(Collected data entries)
____

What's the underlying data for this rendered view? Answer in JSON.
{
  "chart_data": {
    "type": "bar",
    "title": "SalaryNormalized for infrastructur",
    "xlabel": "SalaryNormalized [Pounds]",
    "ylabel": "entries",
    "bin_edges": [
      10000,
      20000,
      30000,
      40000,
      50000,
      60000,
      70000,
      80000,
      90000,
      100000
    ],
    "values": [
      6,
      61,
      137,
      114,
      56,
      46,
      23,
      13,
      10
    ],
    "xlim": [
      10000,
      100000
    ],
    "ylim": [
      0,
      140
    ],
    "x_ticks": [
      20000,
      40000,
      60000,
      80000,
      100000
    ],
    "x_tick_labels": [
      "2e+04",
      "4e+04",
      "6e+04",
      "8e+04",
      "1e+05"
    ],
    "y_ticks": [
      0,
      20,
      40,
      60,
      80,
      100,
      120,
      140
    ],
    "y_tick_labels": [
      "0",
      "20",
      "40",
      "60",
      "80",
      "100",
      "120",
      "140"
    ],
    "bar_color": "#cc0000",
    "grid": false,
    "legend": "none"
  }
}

____

What the task requires:
Repeat every entry word for word.

Written solution:
What's the underlying data for this rendered view? Answer in JSON.
{
  "chart_data": {
    "type": "bar",
    "title": "SalaryNormalized for infrastructur",
    "xlabel": "SalaryNormalized [Pounds]",
    "ylabel": "entries",
    "bin_edges": [
      10000,
      20000,
      30000,
      40000,
      50000,
      60000,
      70000,
      80000,
      90000,
      100000
    ],
    "values": [
      6,
      61,
      137,
      114,
      56,
      46,
      23,
      13,
      10
    ],
    "xlim": [
      10000,
      100000
    ],
    "ylim": [
      0,
      140
    ],
    "x_ticks": [
      20000,
      40000,
      60000,
      80000,
      100000
    ],
    "x_tick_labels": [
      "2e+04",
      "4e+04",
      "6e+04",
      "8e+04",
      "1e+05"
    ],
    "y_ticks": [
      0,
      20,
      40,
      60,
      80,
      100,
      120,
      140
    ],
    "y_tick_labels": [
      "0",
      "20",
      "40",
      "60",
      "80",
      "100",
      "120",
      "140"
    ],
    "bar_color": "#cc0000",
    "grid": false,
    "legend": "none"
  }
}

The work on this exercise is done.